Requirement
Go through the records and give each one again exactly.
***
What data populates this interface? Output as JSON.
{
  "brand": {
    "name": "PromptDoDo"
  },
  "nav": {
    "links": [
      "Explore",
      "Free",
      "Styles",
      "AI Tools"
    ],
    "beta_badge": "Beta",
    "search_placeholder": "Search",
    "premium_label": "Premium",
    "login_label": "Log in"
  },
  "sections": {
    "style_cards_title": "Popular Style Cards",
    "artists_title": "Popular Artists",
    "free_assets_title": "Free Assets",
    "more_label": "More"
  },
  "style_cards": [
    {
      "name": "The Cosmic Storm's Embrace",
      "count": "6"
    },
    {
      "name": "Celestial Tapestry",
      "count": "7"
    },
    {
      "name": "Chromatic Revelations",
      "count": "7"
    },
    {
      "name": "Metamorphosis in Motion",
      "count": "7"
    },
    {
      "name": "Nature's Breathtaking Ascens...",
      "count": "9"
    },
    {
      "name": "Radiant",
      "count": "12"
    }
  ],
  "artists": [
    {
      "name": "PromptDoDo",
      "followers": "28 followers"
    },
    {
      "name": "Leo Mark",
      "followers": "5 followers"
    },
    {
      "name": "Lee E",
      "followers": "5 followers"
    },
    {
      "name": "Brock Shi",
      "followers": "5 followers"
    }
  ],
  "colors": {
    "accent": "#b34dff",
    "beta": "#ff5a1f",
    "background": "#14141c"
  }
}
***
The result
What data populates this interface? Output as JSON.
{
  "brand": {
    "name": "PromptDoDo"
  },
  "nav": {
    "links": [
      "Explore",
      "Free",
      "Styles",
      "AI Tools"
    ],
    "beta_badge": "Beta",
    "search_placeholder": "Search",
    "premium_label": "Premium",
    "login_label": "Log in"
  },
  "sections": {
    "style_cards_title": "Popular Style Cards",
    "artists_title": "Popular Artists",
    "free_assets_title": "Free Assets",
    "more_label": "More"
  },
  "style_cards": [
    {
      "name": "The Cosmic Storm's Embrace",
      "count": "6"
    },
    {
      "name": "Celestial Tapestry",
      "count": "7"
    },
    {
      "name": "Chromatic Revelations",
      "count": "7"
    },
    {
      "name": "Metamorphosis in Motion",
      "count": "7"
    },
    {
      "name": "Nature's Breathtaking Ascens...",
      "count": "9"
    },
    {
      "name": "Radiant",
      "count": "12"
    }
  ],
  "artists": [
    {
      "name": "PromptDoDo",
      "followers": "28 followers"
    },
    {
      "name": "Leo Mark",
      "followers": "5 followers"
    },
    {
      "name": "Lee E",
      "followers": "5 followers"
    },
    {
      "name": "Brock Shi",
      "followers": "5 followers"
    }
  ],
  "colors": {
    "accent": "#b34dff",
    "beta": "#ff5a1f",
    "background": "#14141c"
  }
}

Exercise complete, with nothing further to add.